-- start --

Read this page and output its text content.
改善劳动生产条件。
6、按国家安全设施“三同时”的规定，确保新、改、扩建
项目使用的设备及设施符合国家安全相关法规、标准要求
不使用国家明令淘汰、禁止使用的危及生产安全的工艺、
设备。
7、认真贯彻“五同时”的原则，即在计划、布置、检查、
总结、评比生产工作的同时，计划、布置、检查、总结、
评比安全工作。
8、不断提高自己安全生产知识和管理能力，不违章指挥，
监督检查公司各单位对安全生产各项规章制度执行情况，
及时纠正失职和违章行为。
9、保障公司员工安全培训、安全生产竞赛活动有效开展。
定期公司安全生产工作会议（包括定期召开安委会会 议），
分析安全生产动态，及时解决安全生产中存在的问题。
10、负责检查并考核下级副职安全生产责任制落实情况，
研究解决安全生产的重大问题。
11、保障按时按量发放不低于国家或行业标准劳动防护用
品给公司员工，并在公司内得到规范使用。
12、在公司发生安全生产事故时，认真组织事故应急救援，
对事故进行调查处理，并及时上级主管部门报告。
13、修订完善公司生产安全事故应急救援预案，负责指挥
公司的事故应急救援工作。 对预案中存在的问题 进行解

-- end --
-- start --

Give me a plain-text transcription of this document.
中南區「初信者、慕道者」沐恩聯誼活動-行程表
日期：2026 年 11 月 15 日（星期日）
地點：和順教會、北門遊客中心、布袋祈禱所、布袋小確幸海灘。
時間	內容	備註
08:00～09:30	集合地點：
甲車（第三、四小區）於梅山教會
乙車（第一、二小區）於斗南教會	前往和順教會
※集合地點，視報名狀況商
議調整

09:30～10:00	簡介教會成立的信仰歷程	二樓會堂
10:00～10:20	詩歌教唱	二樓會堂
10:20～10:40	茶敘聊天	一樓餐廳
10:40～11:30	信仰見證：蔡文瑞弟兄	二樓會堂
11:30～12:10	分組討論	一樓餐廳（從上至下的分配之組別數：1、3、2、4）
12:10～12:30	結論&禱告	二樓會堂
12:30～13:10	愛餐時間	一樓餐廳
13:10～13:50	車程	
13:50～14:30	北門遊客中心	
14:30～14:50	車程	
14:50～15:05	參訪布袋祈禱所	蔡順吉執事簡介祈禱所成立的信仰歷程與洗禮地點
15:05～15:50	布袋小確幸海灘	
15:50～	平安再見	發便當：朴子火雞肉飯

-- end --

Work to do >> Which lines hold the word "this"? Copy all of them.

Answer in full >>
Read this page and output its text content.
Give me a plain-text transcription of this document.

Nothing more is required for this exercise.